What the exercise asks - Collect all the lines that mention the word "icon".

Some records

[START]

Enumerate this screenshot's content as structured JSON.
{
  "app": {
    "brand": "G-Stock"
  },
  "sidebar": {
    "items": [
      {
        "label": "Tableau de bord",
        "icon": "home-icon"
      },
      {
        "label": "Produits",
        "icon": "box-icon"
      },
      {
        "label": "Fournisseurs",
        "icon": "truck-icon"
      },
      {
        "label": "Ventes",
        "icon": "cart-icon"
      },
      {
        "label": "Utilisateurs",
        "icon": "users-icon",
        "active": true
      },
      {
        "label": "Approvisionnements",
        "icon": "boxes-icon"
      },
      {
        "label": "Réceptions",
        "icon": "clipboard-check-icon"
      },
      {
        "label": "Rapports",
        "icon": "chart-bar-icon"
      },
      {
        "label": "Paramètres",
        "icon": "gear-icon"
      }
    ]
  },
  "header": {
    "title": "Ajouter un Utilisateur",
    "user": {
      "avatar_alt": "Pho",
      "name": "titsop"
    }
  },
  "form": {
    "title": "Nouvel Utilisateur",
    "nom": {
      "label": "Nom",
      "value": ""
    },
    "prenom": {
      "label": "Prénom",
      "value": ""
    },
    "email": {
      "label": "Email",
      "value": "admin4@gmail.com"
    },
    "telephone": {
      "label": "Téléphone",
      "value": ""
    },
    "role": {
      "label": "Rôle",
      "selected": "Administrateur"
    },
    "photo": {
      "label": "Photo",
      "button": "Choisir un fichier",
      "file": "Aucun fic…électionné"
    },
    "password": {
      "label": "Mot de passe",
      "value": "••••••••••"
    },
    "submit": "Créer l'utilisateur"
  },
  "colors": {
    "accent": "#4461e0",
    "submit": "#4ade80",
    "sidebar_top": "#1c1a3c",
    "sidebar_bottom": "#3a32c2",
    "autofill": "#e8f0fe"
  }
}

[END]

Exercise solution -
        "icon": "home-icon"
        "icon": "box-icon"
        "icon": "truck-icon"
        "icon": "cart-icon"
        "icon": "users-icon",
        "icon": "boxes-icon"
        "icon": "clipboard-check-icon"
        "icon": "chart-bar-icon"
        "icon": "gear-icon"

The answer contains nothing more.